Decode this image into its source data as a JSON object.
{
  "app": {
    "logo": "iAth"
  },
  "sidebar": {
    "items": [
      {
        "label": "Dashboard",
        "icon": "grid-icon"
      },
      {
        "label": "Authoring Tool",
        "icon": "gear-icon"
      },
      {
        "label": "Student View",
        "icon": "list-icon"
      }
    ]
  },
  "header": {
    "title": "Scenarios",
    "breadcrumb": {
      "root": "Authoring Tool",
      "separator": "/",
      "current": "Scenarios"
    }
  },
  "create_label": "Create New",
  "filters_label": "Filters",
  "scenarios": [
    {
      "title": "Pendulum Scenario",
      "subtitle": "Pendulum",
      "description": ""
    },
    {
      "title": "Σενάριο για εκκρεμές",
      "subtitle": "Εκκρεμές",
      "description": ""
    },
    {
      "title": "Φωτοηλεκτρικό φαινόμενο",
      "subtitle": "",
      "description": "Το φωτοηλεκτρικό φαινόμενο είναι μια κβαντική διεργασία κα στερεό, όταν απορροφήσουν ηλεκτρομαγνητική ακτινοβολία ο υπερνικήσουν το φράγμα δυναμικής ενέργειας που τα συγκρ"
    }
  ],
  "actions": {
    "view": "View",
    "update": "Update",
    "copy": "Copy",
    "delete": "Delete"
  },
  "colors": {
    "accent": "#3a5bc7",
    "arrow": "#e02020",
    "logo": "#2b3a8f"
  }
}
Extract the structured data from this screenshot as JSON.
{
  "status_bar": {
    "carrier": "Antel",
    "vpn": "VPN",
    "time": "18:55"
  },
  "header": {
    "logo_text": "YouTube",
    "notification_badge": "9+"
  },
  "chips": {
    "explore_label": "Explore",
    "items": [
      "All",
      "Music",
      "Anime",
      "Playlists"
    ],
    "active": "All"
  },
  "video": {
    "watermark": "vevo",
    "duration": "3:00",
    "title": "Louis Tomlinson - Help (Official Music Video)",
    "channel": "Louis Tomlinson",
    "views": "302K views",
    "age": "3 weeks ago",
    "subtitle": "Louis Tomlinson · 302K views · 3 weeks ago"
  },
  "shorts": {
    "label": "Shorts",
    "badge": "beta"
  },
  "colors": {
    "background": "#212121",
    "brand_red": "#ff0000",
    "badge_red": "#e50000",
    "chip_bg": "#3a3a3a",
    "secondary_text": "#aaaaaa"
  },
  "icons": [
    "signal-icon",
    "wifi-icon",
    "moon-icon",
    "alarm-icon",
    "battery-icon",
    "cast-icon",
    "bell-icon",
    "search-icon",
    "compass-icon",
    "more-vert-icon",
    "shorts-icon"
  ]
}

###

*GIVEN PROBLEM:*
Which lines contain "Tool"? Show each of them.

*SOLUTION FOR THIS EXERCISE:*
        "label": "Authoring Tool",
      "root": "Authoring Tool",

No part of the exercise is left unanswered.